◆ Stated task ◆
Images must not appear in your copy; reproduce every other part of the records exactly.

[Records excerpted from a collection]
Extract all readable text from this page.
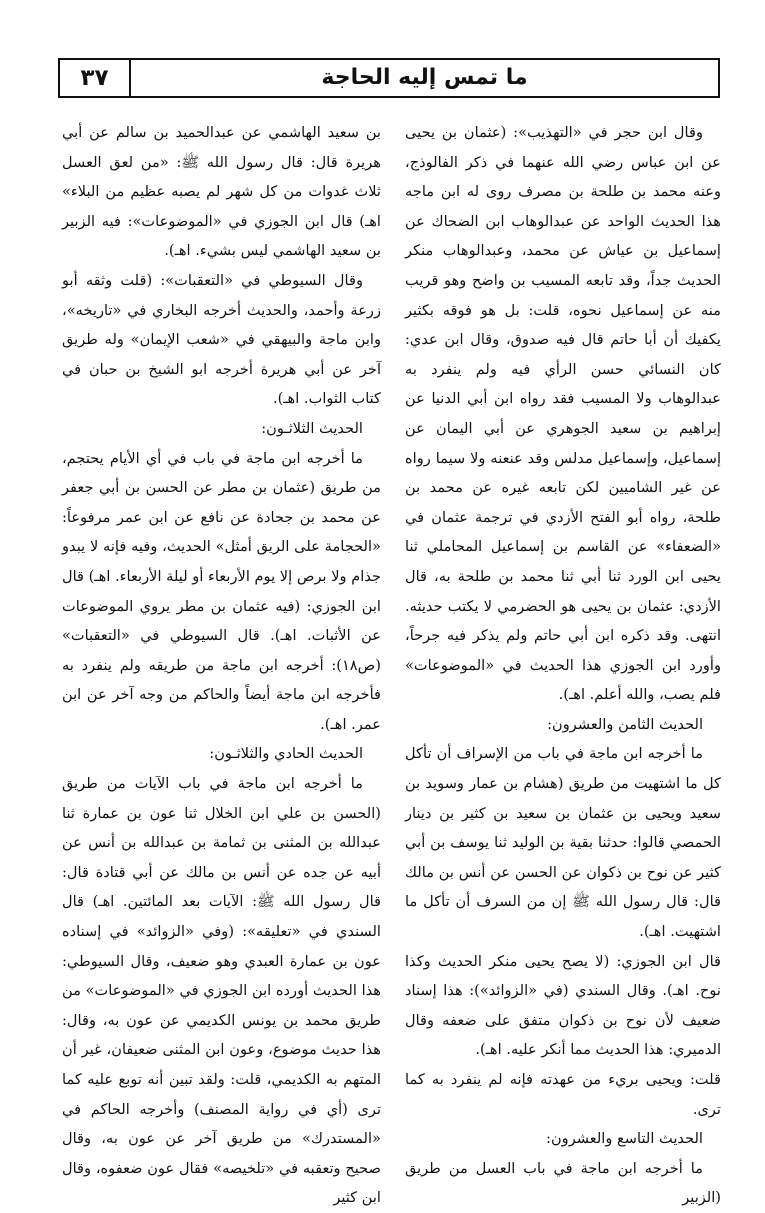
٣٧	ما تمس إليه الحاجة

وقال ابن حجر في «التهذيب»: (عثمان بن يحيى عن ابن عباس رضي الله عنهما في ذكر الفالوذج، وعنه محمد بن طلحة بن مصرف روى له ابن ماجه هذا الحديث الواحد عن عبدالوهاب ابن الضحاك عن إسماعيل بن عياش عن محمد، وعبدالوهاب منكر الحديث جداً، وقد تابعه المسيب بن واضح وهو قريب منه عن إسماعيل نحوه، قلت: بل هو فوقه بكثير يكفيك أن أبا حاتم قال فيه صدوق، وقال ابن عدي: كان النسائي حسن الرأي فيه ولم ينفرد به عبدالوهاب ولا المسيب فقد رواه ابن أبي الدنيا عن إبراهيم بن سعيد الجوهري عن أبي اليمان عن إسماعيل، وإسماعيل مدلس وقد عنعنه ولا سيما رواه عن غير الشاميين لكن تابعه غيره عن محمد بن طلحة، رواه أبو الفتح الأزدي في ترجمة عثمان في «الضعفاء» عن القاسم بن إسماعيل المحاملي ثنا يحيى ابن الورد ثنا أبي ثنا محمد بن طلحة به، قال الأزدي: عثمان بن يحيى هو الحضرمي لا يكتب حديثه. انتهى. وقد ذكره ابن أبي حاتم ولم يذكر فيه جرحاً، وأورد ابن الجوزي هذا الحديث في «الموضوعات» فلم يصب، والله أعلم. اهـ).

الحديث الثامن والعشرون:

ما أخرجه ابن ماجة في باب من الإسراف أن تأكل كل ما اشتهيت من طريق (هشام بن عمار وسويد بن سعيد ويحيى بن عثمان بن سعيد بن كثير بن دينار الحمصي قالوا: حدثنا بقية بن الوليد ثنا يوسف بن أبي كثير عن نوح بن ذكوان عن الحسن عن أنس بن مالك قال: قال رسول الله ﷺ إن من السرف أن تأكل ما اشتهيت. اهـ).

قال ابن الجوزي: (لا يصح يحيى منكر الحديث وكذا نوح. اهـ). وقال السندي (في «الزوائد»): هذا إسناد ضعيف لأن نوح بن ذكوان متفق على ضعفه وقال الدميري: هذا الحديث مما أنكر عليه. اهـ).

قلت: ويحيى بريء من عهدته فإنه لم ينفرد به كما ترى.

الحديث التاسع والعشرون:

ما أخرجه ابن ماجة في باب العسل من طريق (الزبير

بن سعيد الهاشمي عن عبدالحميد بن سالم عن أبي هريرة قال: قال رسول الله ﷺ: «من لعق العسل ثلاث غدوات من كل شهر لم يصبه عظيم من البلاء» اهـ) قال ابن الجوزي في «الموضوعات»: فيه الزبير بن سعيد الهاشمي ليس بشيء. اهـ).

وقال السيوطي في «التعقبات»: (قلت وثقه أبو زرعة وأحمد، والحديث أخرجه البخاري في «تاريخه»، وابن ماجة والبيهقي في «شعب الإيمان» وله طريق آخر عن أبي هريرة أخرجه ابو الشيخ بن حبان في كتاب الثواب. اهـ).

الحديث الثلاثـون:

ما أخرجه ابن ماجة في باب في أي الأيام يحتجم، من طريق (عثمان بن مطر عن الحسن بن أبي جعفر عن محمد بن جحادة عن نافع عن ابن عمر مرفوعاً: «الحجامة على الريق أمثل» الحديث، وفيه فإنه لا يبدو جذام ولا برص إلا يوم الأربعاء أو ليلة الأربعاء. اهـ) قال ابن الجوزي: (فيه عثمان بن مطر يروي الموضوعات عن الأثبات. اهـ). قال السيوطي في «التعقبات» (ص١٨): أخرجه ابن ماجة من طريقه ولم ينفرد به فأخرجه ابن ماجة أيضاً والحاكم من وجه آخر عن ابن عمر. اهـ).

الحديث الحادي والثلاثـون:

ما أخرجه ابن ماجة في باب الآيات من طريق (الحسن بن علي ابن الخلال ثنا عون بن عمارة ثنا عبدالله بن المثنى بن ثمامة بن عبدالله بن أنس عن أبيه عن جده عن أنس بن مالك عن أبي قتادة قال: قال رسول الله ﷺ: الآيات بعد المائتين. اهـ) قال السندي في «تعليقه»: (وفي «الزوائد» في إسناده عون بن عمارة العبدي وهو ضعيف، وقال السيوطي: هذا الحديث أورده ابن الجوزي في «الموضوعات» من طريق محمد بن يونس الكديمي عن عون به، وقال: هذا حديث موضوع، وعون ابن المثنى ضعيفان، غير أن المتهم به الكديمي، قلت: ولقد تبين أنه توبع عليه كما ترى (أي في رواية المصنف) وأخرجه الحاكم في «المستدرك» من طريق آخر عن عون به، وقال صحيح وتعقبه في «تلخيصه» فقال عون ضعفوه، وقال ابن كثير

◆ Response below ◆
Extract all readable text from this page.
٣٧	ما تمس إليه الحاجة

وقال ابن حجر في «التهذيب»: (عثمان بن يحيى عن ابن عباس رضي الله عنهما في ذكر الفالوذج، وعنه محمد بن طلحة بن مصرف روى له ابن ماجه هذا الحديث الواحد عن عبدالوهاب ابن الضحاك عن إسماعيل بن عياش عن محمد، وعبدالوهاب منكر الحديث جداً، وقد تابعه المسيب بن واضح وهو قريب منه عن إسماعيل نحوه، قلت: بل هو فوقه بكثير يكفيك أن أبا حاتم قال فيه صدوق، وقال ابن عدي: كان النسائي حسن الرأي فيه ولم ينفرد به عبدالوهاب ولا المسيب فقد رواه ابن أبي الدنيا عن إبراهيم بن سعيد الجوهري عن أبي اليمان عن إسماعيل، وإسماعيل مدلس وقد عنعنه ولا سيما رواه عن غير الشاميين لكن تابعه غيره عن محمد بن طلحة، رواه أبو الفتح الأزدي في ترجمة عثمان في «الضعفاء» عن القاسم بن إسماعيل المحاملي ثنا يحيى ابن الورد ثنا أبي ثنا محمد بن طلحة به، قال الأزدي: عثمان بن يحيى هو الحضرمي لا يكتب حديثه. انتهى. وقد ذكره ابن أبي حاتم ولم يذكر فيه جرحاً، وأورد ابن الجوزي هذا الحديث في «الموضوعات» فلم يصب، والله أعلم. اهـ).

الحديث الثامن والعشرون:

ما أخرجه ابن ماجة في باب من الإسراف أن تأكل كل ما اشتهيت من طريق (هشام بن عمار وسويد بن سعيد ويحيى بن عثمان بن سعيد بن كثير بن دينار الحمصي قالوا: حدثنا بقية بن الوليد ثنا يوسف بن أبي كثير عن نوح بن ذكوان عن الحسن عن أنس بن مالك قال: قال رسول الله ﷺ إن من السرف أن تأكل ما اشتهيت. اهـ).

قال ابن الجوزي: (لا يصح يحيى منكر الحديث وكذا نوح. اهـ). وقال السندي (في «الزوائد»): هذا إسناد ضعيف لأن نوح بن ذكوان متفق على ضعفه وقال الدميري: هذا الحديث مما أنكر عليه. اهـ).

قلت: ويحيى بريء من عهدته فإنه لم ينفرد به كما ترى.

الحديث التاسع والعشرون:

ما أخرجه ابن ماجة في باب العسل من طريق (الزبير

بن سعيد الهاشمي عن عبدالحميد بن سالم عن أبي هريرة قال: قال رسول الله ﷺ: «من لعق العسل ثلاث غدوات من كل شهر لم يصبه عظيم من البلاء» اهـ) قال ابن الجوزي في «الموضوعات»: فيه الزبير بن سعيد الهاشمي ليس بشيء. اهـ).

وقال السيوطي في «التعقبات»: (قلت وثقه أبو زرعة وأحمد، والحديث أخرجه البخاري في «تاريخه»، وابن ماجة والبيهقي في «شعب الإيمان» وله طريق آخر عن أبي هريرة أخرجه ابو الشيخ بن حبان في كتاب الثواب. اهـ).

الحديث الثلاثـون:

ما أخرجه ابن ماجة في باب في أي الأيام يحتجم، من طريق (عثمان بن مطر عن الحسن بن أبي جعفر عن محمد بن جحادة عن نافع عن ابن عمر مرفوعاً: «الحجامة على الريق أمثل» الحديث، وفيه فإنه لا يبدو جذام ولا برص إلا يوم الأربعاء أو ليلة الأربعاء. اهـ) قال ابن الجوزي: (فيه عثمان بن مطر يروي الموضوعات عن الأثبات. اهـ). قال السيوطي في «التعقبات» (ص١٨): أخرجه ابن ماجة من طريقه ولم ينفرد به فأخرجه ابن ماجة أيضاً والحاكم من وجه آخر عن ابن عمر. اهـ).

الحديث الحادي والثلاثـون:

ما أخرجه ابن ماجة في باب الآيات من طريق (الحسن بن علي ابن الخلال ثنا عون بن عمارة ثنا عبدالله بن المثنى بن ثمامة بن عبدالله بن أنس عن أبيه عن جده عن أنس بن مالك عن أبي قتادة قال: قال رسول الله ﷺ: الآيات بعد المائتين. اهـ) قال السندي في «تعليقه»: (وفي «الزوائد» في إسناده عون بن عمارة العبدي وهو ضعيف، وقال السيوطي: هذا الحديث أورده ابن الجوزي في «الموضوعات» من طريق محمد بن يونس الكديمي عن عون به، وقال: هذا حديث موضوع، وعون ابن المثنى ضعيفان، غير أن المتهم به الكديمي، قلت: ولقد تبين أنه توبع عليه كما ترى (أي في رواية المصنف) وأخرجه الحاكم في «المستدرك» من طريق آخر عن عون به، وقال صحيح وتعقبه في «تلخيصه» فقال عون ضعفوه، وقال ابن كثير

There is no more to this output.